Written request: Look through the listing below and report how many lines contain "JSON", as a bare number.

Material provided:
-- start --

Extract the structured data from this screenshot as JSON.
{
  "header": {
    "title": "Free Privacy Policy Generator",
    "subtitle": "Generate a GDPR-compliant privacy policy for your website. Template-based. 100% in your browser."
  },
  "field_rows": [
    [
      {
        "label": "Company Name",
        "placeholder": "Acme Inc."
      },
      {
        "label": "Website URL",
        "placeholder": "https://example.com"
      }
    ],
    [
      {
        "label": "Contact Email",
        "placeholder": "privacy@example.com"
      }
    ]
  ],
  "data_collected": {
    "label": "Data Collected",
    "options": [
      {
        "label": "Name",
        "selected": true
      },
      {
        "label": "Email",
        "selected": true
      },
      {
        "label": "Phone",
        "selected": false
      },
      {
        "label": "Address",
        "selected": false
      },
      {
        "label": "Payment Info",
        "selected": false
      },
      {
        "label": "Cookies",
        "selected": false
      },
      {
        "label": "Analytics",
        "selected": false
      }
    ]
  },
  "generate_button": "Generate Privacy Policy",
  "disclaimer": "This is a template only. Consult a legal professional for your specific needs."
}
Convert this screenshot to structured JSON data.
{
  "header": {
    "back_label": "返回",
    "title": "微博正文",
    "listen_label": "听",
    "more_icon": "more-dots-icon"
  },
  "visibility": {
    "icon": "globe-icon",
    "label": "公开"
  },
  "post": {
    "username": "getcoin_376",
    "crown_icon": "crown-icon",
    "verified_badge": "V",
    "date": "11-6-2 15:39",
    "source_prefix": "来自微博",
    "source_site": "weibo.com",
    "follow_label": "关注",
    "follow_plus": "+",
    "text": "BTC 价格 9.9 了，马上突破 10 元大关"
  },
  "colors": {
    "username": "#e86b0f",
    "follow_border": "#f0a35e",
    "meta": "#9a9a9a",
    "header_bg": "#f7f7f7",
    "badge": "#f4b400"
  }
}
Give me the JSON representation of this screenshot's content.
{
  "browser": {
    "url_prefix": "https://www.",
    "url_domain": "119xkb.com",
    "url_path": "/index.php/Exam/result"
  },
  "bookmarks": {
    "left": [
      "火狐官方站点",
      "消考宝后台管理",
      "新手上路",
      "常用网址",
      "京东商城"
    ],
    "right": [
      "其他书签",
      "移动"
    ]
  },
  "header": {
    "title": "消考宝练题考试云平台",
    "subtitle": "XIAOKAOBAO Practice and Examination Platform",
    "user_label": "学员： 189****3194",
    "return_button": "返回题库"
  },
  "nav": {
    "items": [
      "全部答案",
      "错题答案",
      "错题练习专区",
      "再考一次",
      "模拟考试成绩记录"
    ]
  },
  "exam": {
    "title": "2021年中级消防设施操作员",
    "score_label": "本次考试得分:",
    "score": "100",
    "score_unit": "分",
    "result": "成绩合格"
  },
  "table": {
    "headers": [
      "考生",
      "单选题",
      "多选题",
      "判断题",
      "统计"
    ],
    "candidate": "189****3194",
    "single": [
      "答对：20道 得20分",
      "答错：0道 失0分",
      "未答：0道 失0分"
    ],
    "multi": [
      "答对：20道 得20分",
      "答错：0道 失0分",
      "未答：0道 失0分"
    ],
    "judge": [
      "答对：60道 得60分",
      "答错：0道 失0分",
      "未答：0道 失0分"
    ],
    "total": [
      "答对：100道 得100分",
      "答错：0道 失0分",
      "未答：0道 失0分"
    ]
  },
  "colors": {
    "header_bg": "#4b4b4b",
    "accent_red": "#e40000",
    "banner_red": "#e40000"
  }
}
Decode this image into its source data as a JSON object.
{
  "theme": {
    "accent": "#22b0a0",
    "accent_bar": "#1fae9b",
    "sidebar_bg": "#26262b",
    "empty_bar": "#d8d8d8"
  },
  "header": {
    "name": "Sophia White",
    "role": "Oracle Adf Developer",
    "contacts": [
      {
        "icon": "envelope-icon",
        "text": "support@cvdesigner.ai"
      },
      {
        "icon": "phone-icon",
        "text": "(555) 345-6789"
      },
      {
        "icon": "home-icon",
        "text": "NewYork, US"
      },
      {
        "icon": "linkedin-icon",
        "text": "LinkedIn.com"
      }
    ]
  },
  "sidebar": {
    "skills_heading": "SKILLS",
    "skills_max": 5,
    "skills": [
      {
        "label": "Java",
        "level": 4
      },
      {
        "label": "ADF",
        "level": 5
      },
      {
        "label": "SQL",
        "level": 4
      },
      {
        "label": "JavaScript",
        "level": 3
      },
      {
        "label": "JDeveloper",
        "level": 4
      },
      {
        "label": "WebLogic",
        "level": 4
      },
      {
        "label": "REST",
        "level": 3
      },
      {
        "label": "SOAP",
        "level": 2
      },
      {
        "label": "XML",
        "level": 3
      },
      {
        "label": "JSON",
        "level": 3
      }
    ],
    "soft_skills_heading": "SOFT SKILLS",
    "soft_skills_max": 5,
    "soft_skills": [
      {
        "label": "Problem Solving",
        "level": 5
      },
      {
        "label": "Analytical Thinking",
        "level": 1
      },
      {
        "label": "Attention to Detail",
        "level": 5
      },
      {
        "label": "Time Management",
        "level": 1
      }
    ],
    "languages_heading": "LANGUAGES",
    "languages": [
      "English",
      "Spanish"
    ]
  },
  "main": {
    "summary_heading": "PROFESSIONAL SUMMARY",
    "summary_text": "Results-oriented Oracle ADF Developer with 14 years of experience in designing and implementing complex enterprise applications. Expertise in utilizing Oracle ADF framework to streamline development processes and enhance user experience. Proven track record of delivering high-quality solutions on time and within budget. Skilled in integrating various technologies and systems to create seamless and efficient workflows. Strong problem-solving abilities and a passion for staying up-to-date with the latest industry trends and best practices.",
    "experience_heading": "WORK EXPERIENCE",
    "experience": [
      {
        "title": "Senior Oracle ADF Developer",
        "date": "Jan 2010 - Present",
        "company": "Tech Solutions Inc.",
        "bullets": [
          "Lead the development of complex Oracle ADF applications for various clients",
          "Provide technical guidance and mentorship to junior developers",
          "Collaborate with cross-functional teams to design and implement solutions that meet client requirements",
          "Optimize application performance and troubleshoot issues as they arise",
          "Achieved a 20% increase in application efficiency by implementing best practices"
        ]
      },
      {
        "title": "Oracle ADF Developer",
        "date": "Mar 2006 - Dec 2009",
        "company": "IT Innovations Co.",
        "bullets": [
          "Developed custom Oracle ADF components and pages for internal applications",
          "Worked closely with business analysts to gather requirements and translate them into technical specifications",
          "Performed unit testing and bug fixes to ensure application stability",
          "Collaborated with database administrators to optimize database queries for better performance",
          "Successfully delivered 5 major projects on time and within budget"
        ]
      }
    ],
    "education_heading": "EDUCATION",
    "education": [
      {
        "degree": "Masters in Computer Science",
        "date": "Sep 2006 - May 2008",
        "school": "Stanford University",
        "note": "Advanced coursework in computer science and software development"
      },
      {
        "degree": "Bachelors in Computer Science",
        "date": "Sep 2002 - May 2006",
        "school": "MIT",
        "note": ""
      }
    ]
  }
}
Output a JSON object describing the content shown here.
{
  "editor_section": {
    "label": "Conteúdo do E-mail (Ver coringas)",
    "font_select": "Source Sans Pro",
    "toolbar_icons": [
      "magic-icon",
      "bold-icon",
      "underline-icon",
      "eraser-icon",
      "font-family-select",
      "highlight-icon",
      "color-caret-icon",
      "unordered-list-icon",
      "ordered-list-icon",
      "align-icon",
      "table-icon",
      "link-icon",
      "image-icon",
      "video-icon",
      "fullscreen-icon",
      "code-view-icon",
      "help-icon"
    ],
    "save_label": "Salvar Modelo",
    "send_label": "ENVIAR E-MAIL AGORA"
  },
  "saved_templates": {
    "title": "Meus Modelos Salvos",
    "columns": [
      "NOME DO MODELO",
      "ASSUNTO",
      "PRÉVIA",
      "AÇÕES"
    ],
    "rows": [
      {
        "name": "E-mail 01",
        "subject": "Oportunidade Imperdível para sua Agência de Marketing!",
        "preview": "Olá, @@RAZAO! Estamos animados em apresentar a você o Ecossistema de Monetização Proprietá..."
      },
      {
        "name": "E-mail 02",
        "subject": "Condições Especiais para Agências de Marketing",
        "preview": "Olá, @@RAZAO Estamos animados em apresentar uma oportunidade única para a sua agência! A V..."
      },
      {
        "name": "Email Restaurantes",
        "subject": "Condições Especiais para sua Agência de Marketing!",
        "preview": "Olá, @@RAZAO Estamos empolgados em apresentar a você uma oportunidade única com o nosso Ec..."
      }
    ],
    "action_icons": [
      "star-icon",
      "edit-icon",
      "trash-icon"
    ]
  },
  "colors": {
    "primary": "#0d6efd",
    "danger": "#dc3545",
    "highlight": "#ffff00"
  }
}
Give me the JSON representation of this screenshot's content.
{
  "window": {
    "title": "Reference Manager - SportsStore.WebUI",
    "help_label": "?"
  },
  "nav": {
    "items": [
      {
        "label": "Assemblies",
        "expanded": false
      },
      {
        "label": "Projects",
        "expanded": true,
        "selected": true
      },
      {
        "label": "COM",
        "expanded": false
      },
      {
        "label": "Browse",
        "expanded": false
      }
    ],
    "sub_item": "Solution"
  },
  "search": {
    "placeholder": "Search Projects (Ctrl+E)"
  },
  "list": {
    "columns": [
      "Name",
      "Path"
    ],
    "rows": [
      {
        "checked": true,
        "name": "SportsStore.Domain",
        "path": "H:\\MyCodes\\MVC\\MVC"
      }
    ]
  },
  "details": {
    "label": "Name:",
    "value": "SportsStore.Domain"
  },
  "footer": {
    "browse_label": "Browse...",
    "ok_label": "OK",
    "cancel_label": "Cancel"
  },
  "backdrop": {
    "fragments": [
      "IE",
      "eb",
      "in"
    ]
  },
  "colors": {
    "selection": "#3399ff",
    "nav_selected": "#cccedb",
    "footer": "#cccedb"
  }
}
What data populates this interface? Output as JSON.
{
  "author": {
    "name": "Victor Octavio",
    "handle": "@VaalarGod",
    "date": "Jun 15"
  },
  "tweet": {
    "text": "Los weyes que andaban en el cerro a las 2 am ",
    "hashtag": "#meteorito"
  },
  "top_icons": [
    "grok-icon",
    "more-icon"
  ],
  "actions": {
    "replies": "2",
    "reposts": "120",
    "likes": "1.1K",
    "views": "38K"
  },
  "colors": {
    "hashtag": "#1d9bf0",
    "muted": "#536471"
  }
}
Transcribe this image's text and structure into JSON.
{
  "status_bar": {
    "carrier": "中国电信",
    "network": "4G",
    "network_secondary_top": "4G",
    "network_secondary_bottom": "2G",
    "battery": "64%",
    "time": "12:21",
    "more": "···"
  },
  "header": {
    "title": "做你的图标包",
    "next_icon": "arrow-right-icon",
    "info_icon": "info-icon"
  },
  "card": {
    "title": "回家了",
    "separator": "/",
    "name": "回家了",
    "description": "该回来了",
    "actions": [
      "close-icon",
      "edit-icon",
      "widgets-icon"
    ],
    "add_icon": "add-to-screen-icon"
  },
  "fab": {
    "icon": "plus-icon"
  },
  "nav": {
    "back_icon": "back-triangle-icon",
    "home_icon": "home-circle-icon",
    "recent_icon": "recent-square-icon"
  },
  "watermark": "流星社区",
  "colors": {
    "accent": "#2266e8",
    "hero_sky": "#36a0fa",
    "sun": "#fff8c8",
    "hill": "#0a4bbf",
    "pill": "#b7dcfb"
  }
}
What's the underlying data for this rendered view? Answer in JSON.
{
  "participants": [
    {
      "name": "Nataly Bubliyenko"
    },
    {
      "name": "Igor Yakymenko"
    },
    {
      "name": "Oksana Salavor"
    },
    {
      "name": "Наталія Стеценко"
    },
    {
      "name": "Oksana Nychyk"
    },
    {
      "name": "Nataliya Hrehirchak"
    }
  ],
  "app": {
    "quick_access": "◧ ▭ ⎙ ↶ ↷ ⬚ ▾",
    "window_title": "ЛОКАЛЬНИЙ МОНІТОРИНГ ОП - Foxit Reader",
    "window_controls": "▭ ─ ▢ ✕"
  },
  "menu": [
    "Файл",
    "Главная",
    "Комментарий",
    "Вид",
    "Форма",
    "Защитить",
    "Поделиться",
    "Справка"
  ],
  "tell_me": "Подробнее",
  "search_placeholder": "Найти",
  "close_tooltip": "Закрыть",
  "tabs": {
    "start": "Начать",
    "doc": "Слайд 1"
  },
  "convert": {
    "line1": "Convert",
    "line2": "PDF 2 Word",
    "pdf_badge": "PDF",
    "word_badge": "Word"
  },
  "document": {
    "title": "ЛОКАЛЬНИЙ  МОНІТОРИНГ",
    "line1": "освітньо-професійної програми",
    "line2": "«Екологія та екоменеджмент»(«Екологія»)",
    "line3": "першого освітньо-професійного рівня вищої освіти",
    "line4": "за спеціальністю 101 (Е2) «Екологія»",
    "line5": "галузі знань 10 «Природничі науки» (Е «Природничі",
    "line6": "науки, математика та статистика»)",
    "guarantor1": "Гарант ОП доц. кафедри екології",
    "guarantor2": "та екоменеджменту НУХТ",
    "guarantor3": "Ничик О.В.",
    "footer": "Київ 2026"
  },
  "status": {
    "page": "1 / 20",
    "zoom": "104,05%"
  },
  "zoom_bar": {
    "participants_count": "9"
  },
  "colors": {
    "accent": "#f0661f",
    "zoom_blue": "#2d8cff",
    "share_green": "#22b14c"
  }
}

-- end --

Correct answer: 10